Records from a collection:
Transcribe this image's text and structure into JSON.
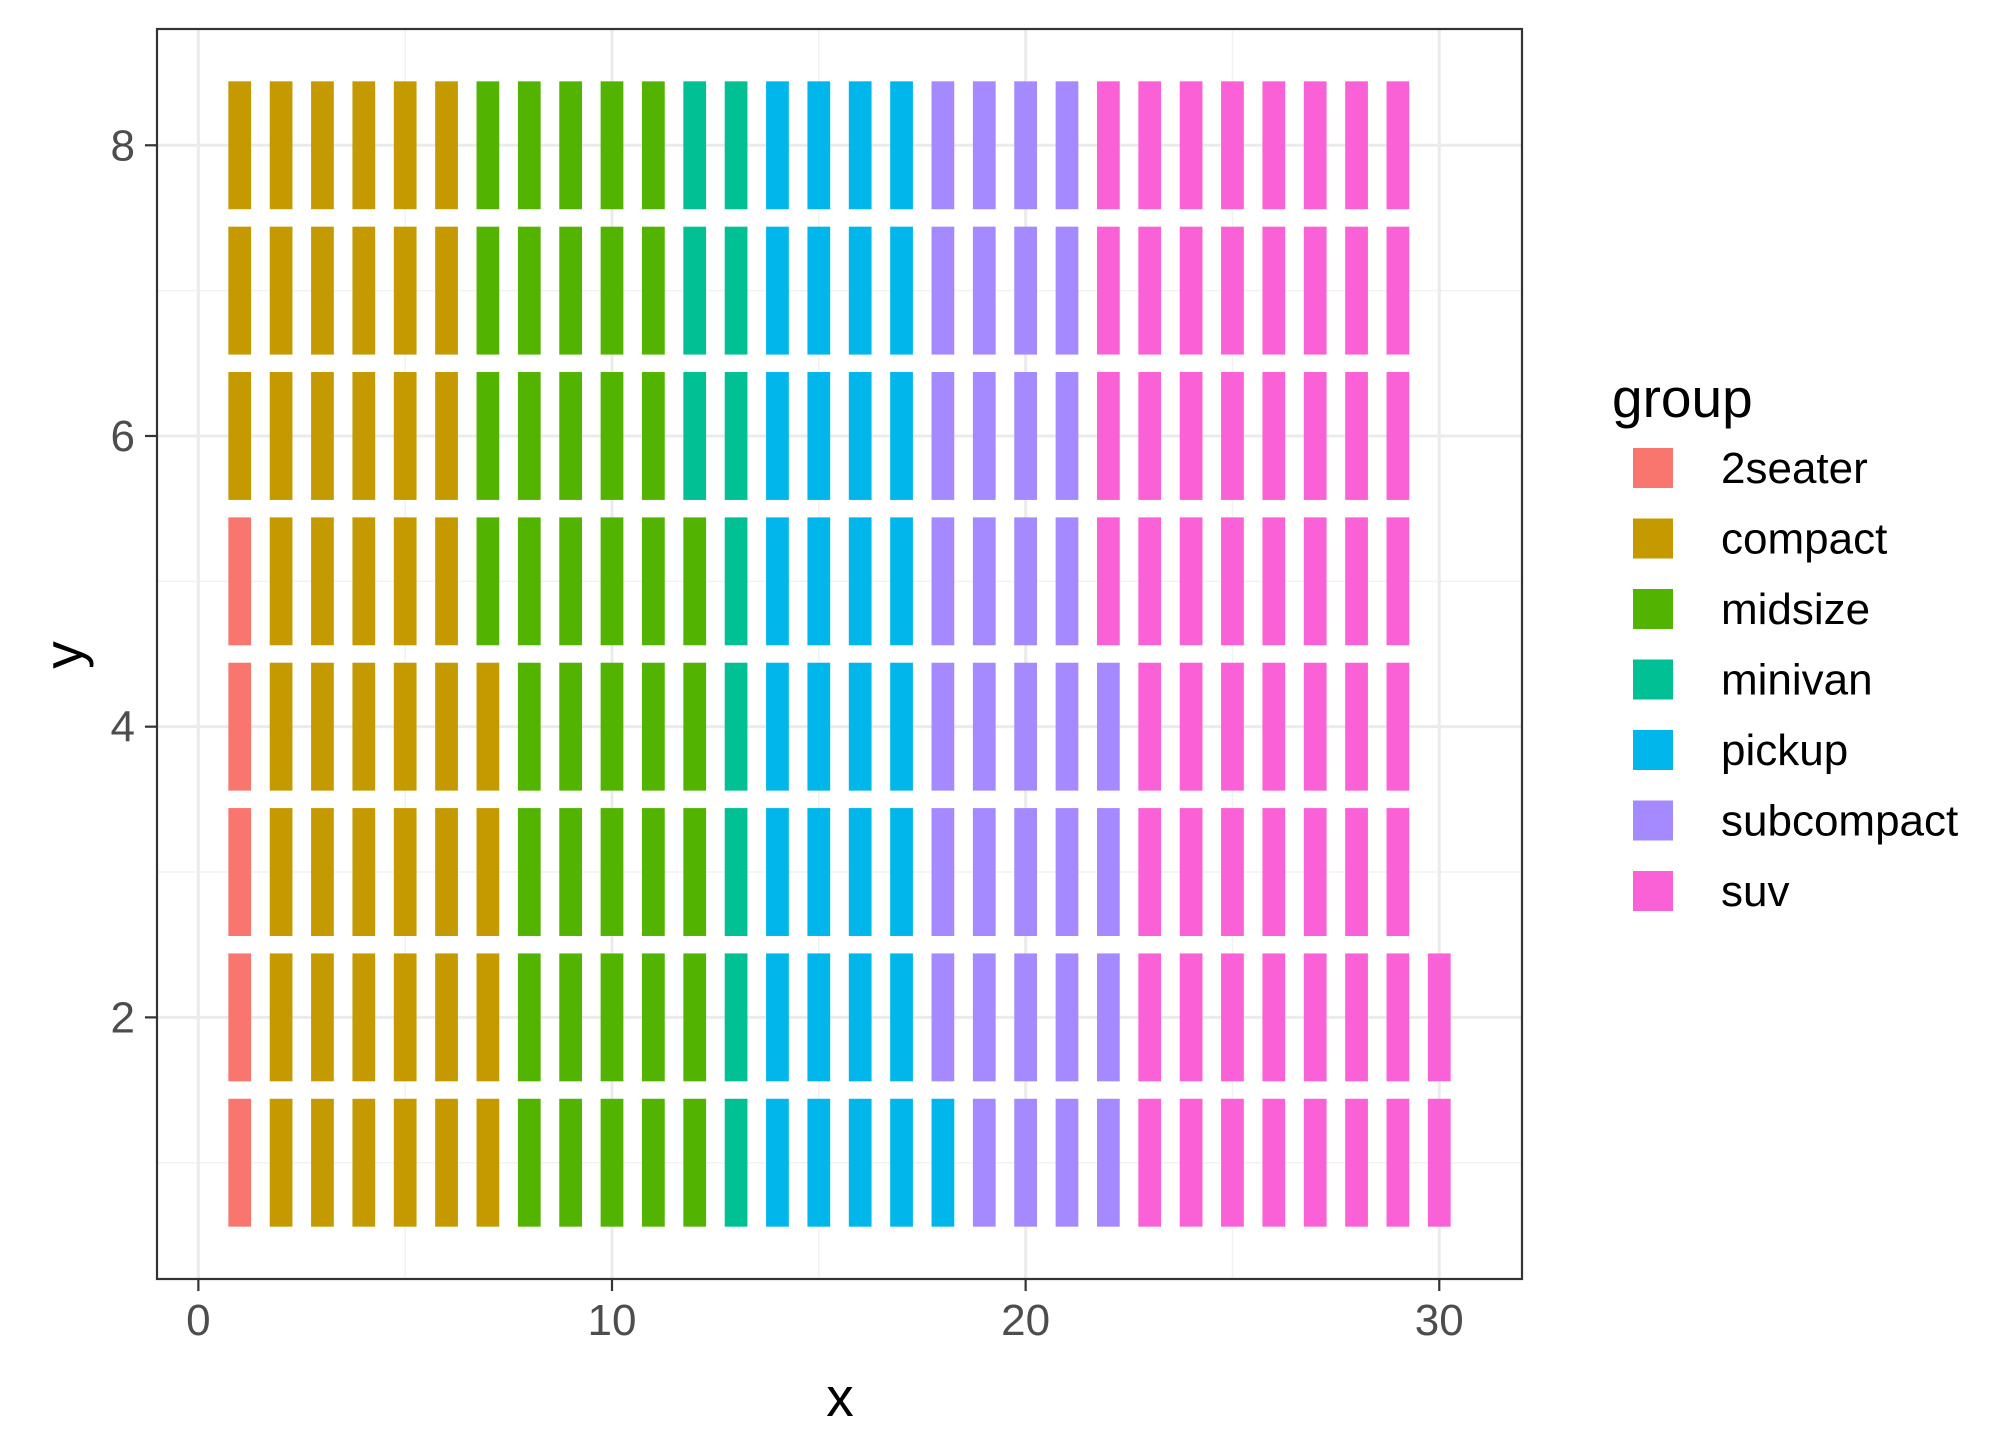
{
  "chart_data": {
    "type": "heatmap",
    "title": "",
    "xlabel": "x",
    "ylabel": "y",
    "xlim": [
      -1,
      32
    ],
    "ylim": [
      0.2,
      8.8
    ],
    "x_ticks": [
      "0",
      "10",
      "20",
      "30"
    ],
    "y_ticks": [
      "2",
      "4",
      "6",
      "8"
    ],
    "grid": true,
    "legend": {
      "title": "group",
      "placement": "right"
    },
    "groups": [
      {
        "name": "2seater",
        "color": "#F8766D",
        "count": 5
      },
      {
        "name": "compact",
        "color": "#C49A00",
        "count": 47
      },
      {
        "name": "midsize",
        "color": "#53B400",
        "count": 41
      },
      {
        "name": "minivan",
        "color": "#00C094",
        "count": 11
      },
      {
        "name": "pickup",
        "color": "#00B6EB",
        "count": 33
      },
      {
        "name": "subcompact",
        "color": "#A58AFF",
        "count": 35
      },
      {
        "name": "suv",
        "color": "#FB61D7",
        "count": 62
      }
    ],
    "tile_width": 0.55,
    "tile_height": 0.88,
    "columns": [
      {
        "x": 1,
        "groups": [
          "2seater",
          "2seater",
          "2seater",
          "2seater",
          "2seater",
          "compact",
          "compact",
          "compact"
        ]
      },
      {
        "x": 2,
        "groups": [
          "compact",
          "compact",
          "compact",
          "compact",
          "compact",
          "compact",
          "compact",
          "compact"
        ]
      },
      {
        "x": 3,
        "groups": [
          "compact",
          "compact",
          "compact",
          "compact",
          "compact",
          "compact",
          "compact",
          "compact"
        ]
      },
      {
        "x": 4,
        "groups": [
          "compact",
          "compact",
          "compact",
          "compact",
          "compact",
          "compact",
          "compact",
          "compact"
        ]
      },
      {
        "x": 5,
        "groups": [
          "compact",
          "compact",
          "compact",
          "compact",
          "compact",
          "compact",
          "compact",
          "compact"
        ]
      },
      {
        "x": 6,
        "groups": [
          "compact",
          "compact",
          "compact",
          "compact",
          "compact",
          "compact",
          "compact",
          "compact"
        ]
      },
      {
        "x": 7,
        "groups": [
          "compact",
          "compact",
          "compact",
          "compact",
          "midsize",
          "midsize",
          "midsize",
          "midsize"
        ]
      },
      {
        "x": 8,
        "groups": [
          "midsize",
          "midsize",
          "midsize",
          "midsize",
          "midsize",
          "midsize",
          "midsize",
          "midsize"
        ]
      },
      {
        "x": 9,
        "groups": [
          "midsize",
          "midsize",
          "midsize",
          "midsize",
          "midsize",
          "midsize",
          "midsize",
          "midsize"
        ]
      },
      {
        "x": 10,
        "groups": [
          "midsize",
          "midsize",
          "midsize",
          "midsize",
          "midsize",
          "midsize",
          "midsize",
          "midsize"
        ]
      },
      {
        "x": 11,
        "groups": [
          "midsize",
          "midsize",
          "midsize",
          "midsize",
          "midsize",
          "midsize",
          "midsize",
          "midsize"
        ]
      },
      {
        "x": 12,
        "groups": [
          "midsize",
          "midsize",
          "midsize",
          "midsize",
          "midsize",
          "minivan",
          "minivan",
          "minivan"
        ]
      },
      {
        "x": 13,
        "groups": [
          "minivan",
          "minivan",
          "minivan",
          "minivan",
          "minivan",
          "minivan",
          "minivan",
          "minivan"
        ]
      },
      {
        "x": 14,
        "groups": [
          "pickup",
          "pickup",
          "pickup",
          "pickup",
          "pickup",
          "pickup",
          "pickup",
          "pickup"
        ]
      },
      {
        "x": 15,
        "groups": [
          "pickup",
          "pickup",
          "pickup",
          "pickup",
          "pickup",
          "pickup",
          "pickup",
          "pickup"
        ]
      },
      {
        "x": 16,
        "groups": [
          "pickup",
          "pickup",
          "pickup",
          "pickup",
          "pickup",
          "pickup",
          "pickup",
          "pickup"
        ]
      },
      {
        "x": 17,
        "groups": [
          "pickup",
          "pickup",
          "pickup",
          "pickup",
          "pickup",
          "pickup",
          "pickup",
          "pickup"
        ]
      },
      {
        "x": 18,
        "groups": [
          "pickup",
          "subcompact",
          "subcompact",
          "subcompact",
          "subcompact",
          "subcompact",
          "subcompact",
          "subcompact"
        ]
      },
      {
        "x": 19,
        "groups": [
          "subcompact",
          "subcompact",
          "subcompact",
          "subcompact",
          "subcompact",
          "subcompact",
          "subcompact",
          "subcompact"
        ]
      },
      {
        "x": 20,
        "groups": [
          "subcompact",
          "subcompact",
          "subcompact",
          "subcompact",
          "subcompact",
          "subcompact",
          "subcompact",
          "subcompact"
        ]
      },
      {
        "x": 21,
        "groups": [
          "subcompact",
          "subcompact",
          "subcompact",
          "subcompact",
          "subcompact",
          "subcompact",
          "subcompact",
          "subcompact"
        ]
      },
      {
        "x": 22,
        "groups": [
          "subcompact",
          "subcompact",
          "subcompact",
          "subcompact",
          "suv",
          "suv",
          "suv",
          "suv"
        ]
      },
      {
        "x": 23,
        "groups": [
          "suv",
          "suv",
          "suv",
          "suv",
          "suv",
          "suv",
          "suv",
          "suv"
        ]
      },
      {
        "x": 24,
        "groups": [
          "suv",
          "suv",
          "suv",
          "suv",
          "suv",
          "suv",
          "suv",
          "suv"
        ]
      },
      {
        "x": 25,
        "groups": [
          "suv",
          "suv",
          "suv",
          "suv",
          "suv",
          "suv",
          "suv",
          "suv"
        ]
      },
      {
        "x": 26,
        "groups": [
          "suv",
          "suv",
          "suv",
          "suv",
          "suv",
          "suv",
          "suv",
          "suv"
        ]
      },
      {
        "x": 27,
        "groups": [
          "suv",
          "suv",
          "suv",
          "suv",
          "suv",
          "suv",
          "suv",
          "suv"
        ]
      },
      {
        "x": 28,
        "groups": [
          "suv",
          "suv",
          "suv",
          "suv",
          "suv",
          "suv",
          "suv",
          "suv"
        ]
      },
      {
        "x": 29,
        "groups": [
          "suv",
          "suv",
          "suv",
          "suv",
          "suv",
          "suv",
          "suv",
          "suv"
        ]
      },
      {
        "x": 30,
        "groups": [
          "suv",
          "suv"
        ]
      }
    ]
  }
}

REQUIRED WORK:
Pick out each line containing "name" and report it.

TASK ANSWER:
        "name": "2seater",
        "name": "compact",
        "name": "midsize",
        "name": "minivan",
        "name": "pickup",
        "name": "subcompact",
        "name": "suv",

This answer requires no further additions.